Below are the records. Restate word for word every line from the one that contains "Extract all readable text from this page." through the final line, both included.

· · ·

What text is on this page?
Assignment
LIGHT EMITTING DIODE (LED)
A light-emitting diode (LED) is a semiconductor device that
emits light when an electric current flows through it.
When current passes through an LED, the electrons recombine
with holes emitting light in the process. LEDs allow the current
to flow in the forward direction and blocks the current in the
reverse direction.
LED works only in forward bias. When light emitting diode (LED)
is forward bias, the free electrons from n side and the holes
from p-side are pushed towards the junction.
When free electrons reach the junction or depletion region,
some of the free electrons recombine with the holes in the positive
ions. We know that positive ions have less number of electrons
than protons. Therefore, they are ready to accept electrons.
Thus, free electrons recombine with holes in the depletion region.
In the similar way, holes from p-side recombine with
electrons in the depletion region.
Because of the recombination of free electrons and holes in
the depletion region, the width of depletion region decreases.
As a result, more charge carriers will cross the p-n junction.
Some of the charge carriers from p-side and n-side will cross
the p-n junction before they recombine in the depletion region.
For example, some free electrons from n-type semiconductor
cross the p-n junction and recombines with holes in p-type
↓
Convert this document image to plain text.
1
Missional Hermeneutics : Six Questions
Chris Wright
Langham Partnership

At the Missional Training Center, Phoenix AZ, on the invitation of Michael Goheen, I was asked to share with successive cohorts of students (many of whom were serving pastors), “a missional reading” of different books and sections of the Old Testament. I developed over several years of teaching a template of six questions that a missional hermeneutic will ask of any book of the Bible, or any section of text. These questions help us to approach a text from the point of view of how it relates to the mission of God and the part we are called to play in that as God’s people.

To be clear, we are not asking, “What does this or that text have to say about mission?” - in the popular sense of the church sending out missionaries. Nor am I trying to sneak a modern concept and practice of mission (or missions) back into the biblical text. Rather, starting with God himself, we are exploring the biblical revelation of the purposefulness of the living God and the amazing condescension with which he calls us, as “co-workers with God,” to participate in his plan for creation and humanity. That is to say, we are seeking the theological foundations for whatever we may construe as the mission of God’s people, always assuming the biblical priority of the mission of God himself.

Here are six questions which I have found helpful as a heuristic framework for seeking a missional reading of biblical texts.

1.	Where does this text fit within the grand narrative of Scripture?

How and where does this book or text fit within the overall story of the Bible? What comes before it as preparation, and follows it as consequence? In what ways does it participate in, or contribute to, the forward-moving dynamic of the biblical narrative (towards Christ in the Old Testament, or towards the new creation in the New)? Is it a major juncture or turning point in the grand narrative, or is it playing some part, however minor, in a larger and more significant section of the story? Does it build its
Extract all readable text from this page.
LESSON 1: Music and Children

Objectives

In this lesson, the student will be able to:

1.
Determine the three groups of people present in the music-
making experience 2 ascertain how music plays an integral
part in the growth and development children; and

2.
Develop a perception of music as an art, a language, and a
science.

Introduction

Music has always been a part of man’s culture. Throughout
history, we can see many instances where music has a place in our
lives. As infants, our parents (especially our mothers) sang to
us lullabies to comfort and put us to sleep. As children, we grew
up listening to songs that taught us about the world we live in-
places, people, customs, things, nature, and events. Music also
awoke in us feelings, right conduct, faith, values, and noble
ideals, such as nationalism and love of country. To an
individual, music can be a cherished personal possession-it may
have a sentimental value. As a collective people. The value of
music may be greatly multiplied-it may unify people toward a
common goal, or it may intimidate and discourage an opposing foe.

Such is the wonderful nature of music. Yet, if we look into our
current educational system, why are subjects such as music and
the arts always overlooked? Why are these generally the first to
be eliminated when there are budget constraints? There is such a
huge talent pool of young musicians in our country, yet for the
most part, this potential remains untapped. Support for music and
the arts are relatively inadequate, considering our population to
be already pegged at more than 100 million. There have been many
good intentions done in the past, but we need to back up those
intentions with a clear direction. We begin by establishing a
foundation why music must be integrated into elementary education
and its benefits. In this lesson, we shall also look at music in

· · ·

■ Response to this exercise:
Extract all readable text from this page.
LESSON 1: Music and Children

Objectives

In this lesson, the student will be able to:

1.
Determine the three groups of people present in the music-
making experience 2 ascertain how music plays an integral
part in the growth and development children; and

2.
Develop a perception of music as an art, a language, and a
science.

Introduction

Music has always been a part of man’s culture. Throughout
history, we can see many instances where music has a place in our
lives. As infants, our parents (especially our mothers) sang to
us lullabies to comfort and put us to sleep. As children, we grew
up listening to songs that taught us about the world we live in-
places, people, customs, things, nature, and events. Music also
awoke in us feelings, right conduct, faith, values, and noble
ideals, such as nationalism and love of country. To an
individual, music can be a cherished personal possession-it may
have a sentimental value. As a collective people. The value of
music may be greatly multiplied-it may unify people toward a
common goal, or it may intimidate and discourage an opposing foe.

Such is the wonderful nature of music. Yet, if we look into our
current educational system, why are subjects such as music and
the arts always overlooked? Why are these generally the first to
be eliminated when there are budget constraints? There is such a
huge talent pool of young musicians in our country, yet for the
most part, this potential remains untapped. Support for music and
the arts are relatively inadequate, considering our population to
be already pegged at more than 100 million. There have been many
good intentions done in the past, but we need to back up those
intentions with a clear direction. We begin by establishing a
foundation why music must be integrated into elementary education
and its benefits. In this lesson, we shall also look at music in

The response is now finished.